◆ **Entries supplied**:
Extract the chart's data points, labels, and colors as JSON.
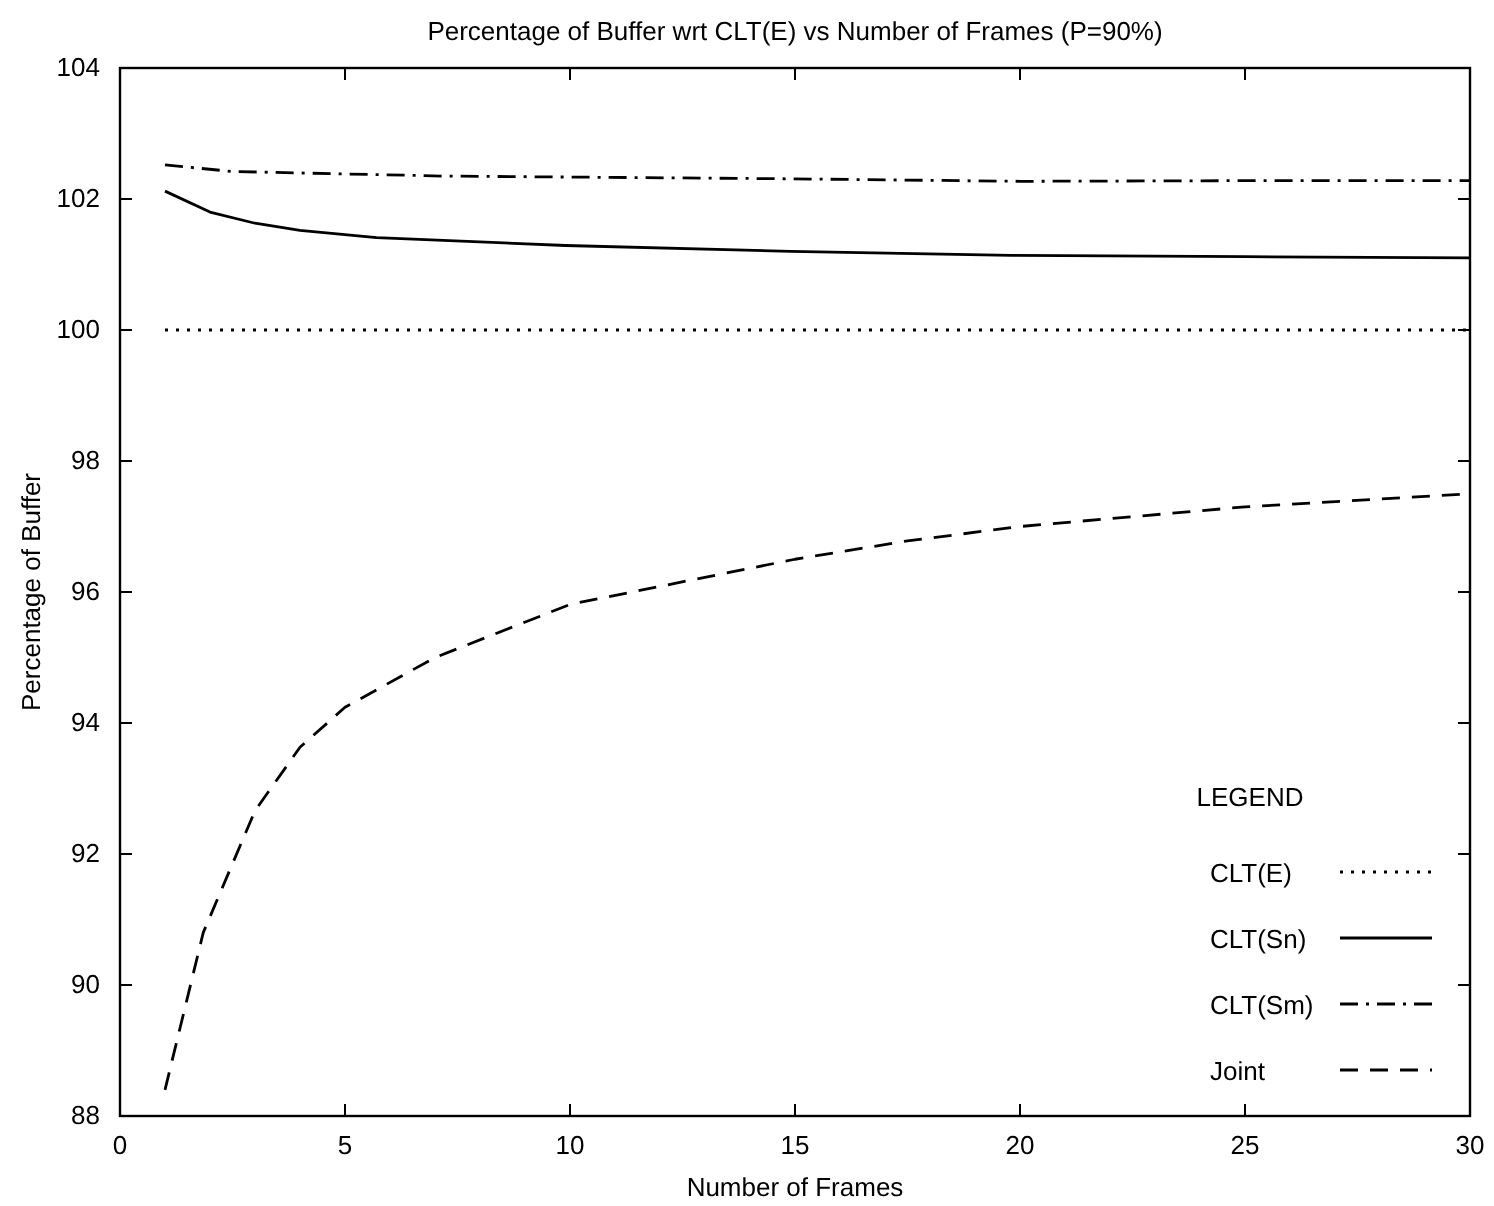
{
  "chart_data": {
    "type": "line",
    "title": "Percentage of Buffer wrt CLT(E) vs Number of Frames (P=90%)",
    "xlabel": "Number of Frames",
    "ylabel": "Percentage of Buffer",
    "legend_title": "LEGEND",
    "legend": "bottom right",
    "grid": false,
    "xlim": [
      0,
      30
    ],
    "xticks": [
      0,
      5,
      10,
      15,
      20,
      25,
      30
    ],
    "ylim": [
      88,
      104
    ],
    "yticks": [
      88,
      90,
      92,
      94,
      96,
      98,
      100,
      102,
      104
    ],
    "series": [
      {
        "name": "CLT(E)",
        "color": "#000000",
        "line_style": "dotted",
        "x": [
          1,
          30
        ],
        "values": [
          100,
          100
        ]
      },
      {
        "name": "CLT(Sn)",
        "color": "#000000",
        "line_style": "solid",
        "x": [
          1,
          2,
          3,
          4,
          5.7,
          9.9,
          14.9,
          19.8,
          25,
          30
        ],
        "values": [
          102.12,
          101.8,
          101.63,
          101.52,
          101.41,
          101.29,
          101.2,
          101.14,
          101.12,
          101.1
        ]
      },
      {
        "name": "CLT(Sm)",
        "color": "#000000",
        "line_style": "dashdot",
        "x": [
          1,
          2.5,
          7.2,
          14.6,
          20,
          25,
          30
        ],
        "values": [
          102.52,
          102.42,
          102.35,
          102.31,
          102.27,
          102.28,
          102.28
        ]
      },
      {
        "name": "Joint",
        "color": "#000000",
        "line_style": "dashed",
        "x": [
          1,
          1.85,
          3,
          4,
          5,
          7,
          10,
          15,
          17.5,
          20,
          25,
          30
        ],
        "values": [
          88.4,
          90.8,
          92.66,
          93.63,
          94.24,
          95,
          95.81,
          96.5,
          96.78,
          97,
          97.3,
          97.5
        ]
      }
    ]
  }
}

---

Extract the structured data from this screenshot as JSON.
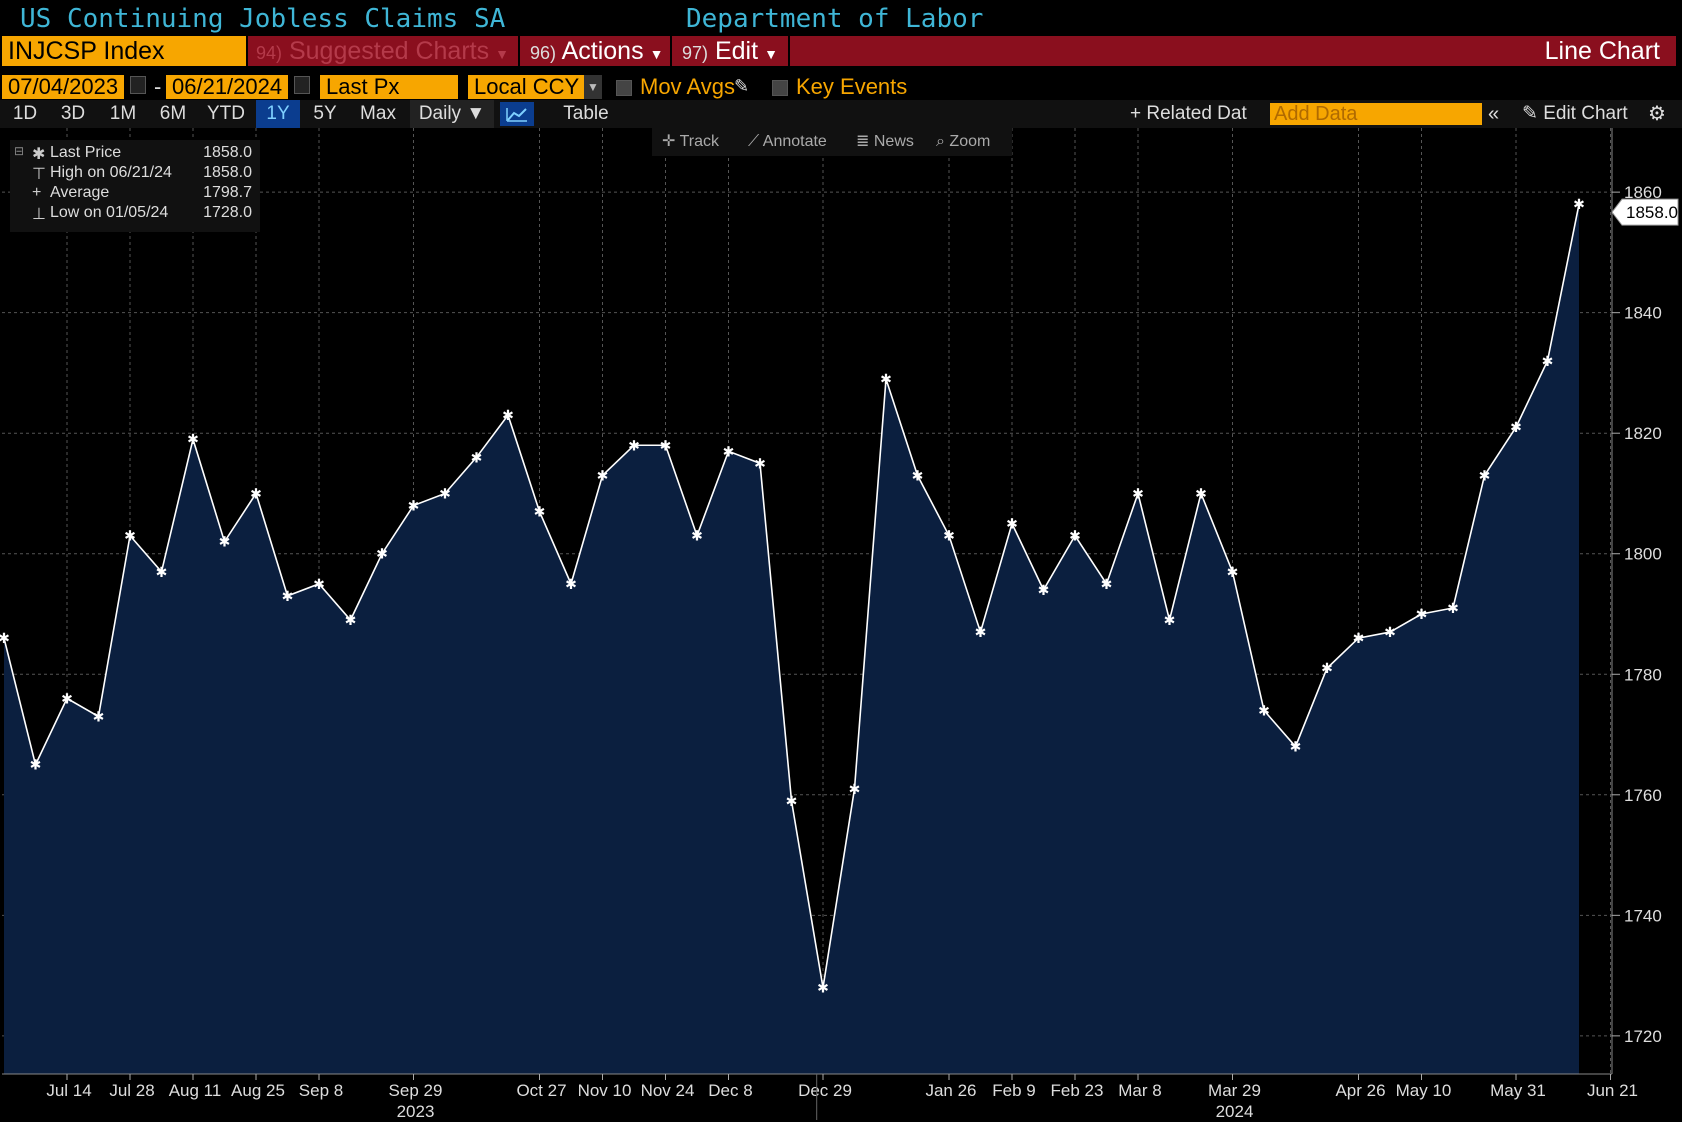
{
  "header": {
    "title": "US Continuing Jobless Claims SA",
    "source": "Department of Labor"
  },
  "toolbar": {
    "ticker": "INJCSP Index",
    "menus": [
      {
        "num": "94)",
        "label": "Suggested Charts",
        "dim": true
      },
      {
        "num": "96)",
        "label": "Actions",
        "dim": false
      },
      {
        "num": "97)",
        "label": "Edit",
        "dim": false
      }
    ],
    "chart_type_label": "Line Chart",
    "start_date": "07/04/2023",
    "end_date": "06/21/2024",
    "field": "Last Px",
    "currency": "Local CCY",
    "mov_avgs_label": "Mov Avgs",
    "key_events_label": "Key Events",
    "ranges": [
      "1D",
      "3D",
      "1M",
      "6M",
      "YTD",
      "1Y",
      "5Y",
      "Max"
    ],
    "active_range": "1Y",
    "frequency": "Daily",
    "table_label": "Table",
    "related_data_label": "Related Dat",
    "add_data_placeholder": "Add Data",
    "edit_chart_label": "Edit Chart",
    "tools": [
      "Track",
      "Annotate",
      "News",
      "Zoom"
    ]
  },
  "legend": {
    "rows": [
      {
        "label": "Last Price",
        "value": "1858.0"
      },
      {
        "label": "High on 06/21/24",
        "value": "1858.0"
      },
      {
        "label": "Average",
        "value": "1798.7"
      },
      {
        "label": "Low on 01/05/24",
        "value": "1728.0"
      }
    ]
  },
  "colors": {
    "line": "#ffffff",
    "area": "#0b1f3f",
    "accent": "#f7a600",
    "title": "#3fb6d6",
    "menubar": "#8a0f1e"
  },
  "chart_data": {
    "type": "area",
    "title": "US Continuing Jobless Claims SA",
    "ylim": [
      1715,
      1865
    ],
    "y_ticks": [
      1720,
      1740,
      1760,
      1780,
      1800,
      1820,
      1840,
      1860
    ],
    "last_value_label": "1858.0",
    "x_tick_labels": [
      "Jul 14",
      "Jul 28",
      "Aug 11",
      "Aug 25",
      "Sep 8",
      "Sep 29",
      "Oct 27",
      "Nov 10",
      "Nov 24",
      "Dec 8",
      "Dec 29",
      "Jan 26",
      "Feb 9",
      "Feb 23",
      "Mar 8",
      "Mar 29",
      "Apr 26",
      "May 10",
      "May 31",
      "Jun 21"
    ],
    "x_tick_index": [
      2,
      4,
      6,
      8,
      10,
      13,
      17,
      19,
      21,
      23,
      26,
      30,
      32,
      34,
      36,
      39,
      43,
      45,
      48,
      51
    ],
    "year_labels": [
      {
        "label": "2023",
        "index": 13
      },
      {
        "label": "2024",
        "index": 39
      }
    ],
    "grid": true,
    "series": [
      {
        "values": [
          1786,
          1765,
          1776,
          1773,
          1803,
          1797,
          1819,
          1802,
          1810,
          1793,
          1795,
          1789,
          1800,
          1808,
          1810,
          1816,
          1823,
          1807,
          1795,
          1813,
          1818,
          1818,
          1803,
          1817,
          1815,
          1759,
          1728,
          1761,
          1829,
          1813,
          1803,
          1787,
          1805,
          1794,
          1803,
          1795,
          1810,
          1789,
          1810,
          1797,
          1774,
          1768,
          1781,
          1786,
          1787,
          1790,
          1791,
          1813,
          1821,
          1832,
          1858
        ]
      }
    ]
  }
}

◆ **Written instruction**: From the listing above, pick out every line containing "JSON".

◆ **Solution**:
Extract the chart's data points, labels, and colors as JSON.
Extract the structured data from this screenshot as JSON.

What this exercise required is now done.